Work instructions: Repeat exactly each line of the data provided below.

Material for this task:
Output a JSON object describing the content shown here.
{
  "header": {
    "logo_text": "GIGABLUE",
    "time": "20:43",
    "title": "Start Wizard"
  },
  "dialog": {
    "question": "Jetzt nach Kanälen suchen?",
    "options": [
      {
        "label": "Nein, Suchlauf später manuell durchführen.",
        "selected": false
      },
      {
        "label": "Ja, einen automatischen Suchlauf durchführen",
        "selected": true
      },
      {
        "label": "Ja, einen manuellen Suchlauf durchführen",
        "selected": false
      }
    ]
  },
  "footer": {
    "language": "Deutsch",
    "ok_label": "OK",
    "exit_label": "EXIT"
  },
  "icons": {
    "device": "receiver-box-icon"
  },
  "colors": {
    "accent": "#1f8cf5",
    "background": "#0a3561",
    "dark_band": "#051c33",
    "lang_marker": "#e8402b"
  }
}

Solved exercise:
Output a JSON object describing the content shown here.
{
  "header": {
    "logo_text": "GIGABLUE",
    "time": "20:43",
    "title": "Start Wizard"
  },
  "dialog": {
    "question": "Jetzt nach Kanälen suchen?",
    "options": [
      {
        "label": "Nein, Suchlauf später manuell durchführen.",
        "selected": false
      },
      {
        "label": "Ja, einen automatischen Suchlauf durchführen",
        "selected": true
      },
      {
        "label": "Ja, einen manuellen Suchlauf durchführen",
        "selected": false
      }
    ]
  },
  "footer": {
    "language": "Deutsch",
    "ok_label": "OK",
    "exit_label": "EXIT"
  },
  "icons": {
    "device": "receiver-box-icon"
  },
  "colors": {
    "accent": "#1f8cf5",
    "background": "#0a3561",
    "dark_band": "#051c33",
    "lang_marker": "#e8402b"
  }
}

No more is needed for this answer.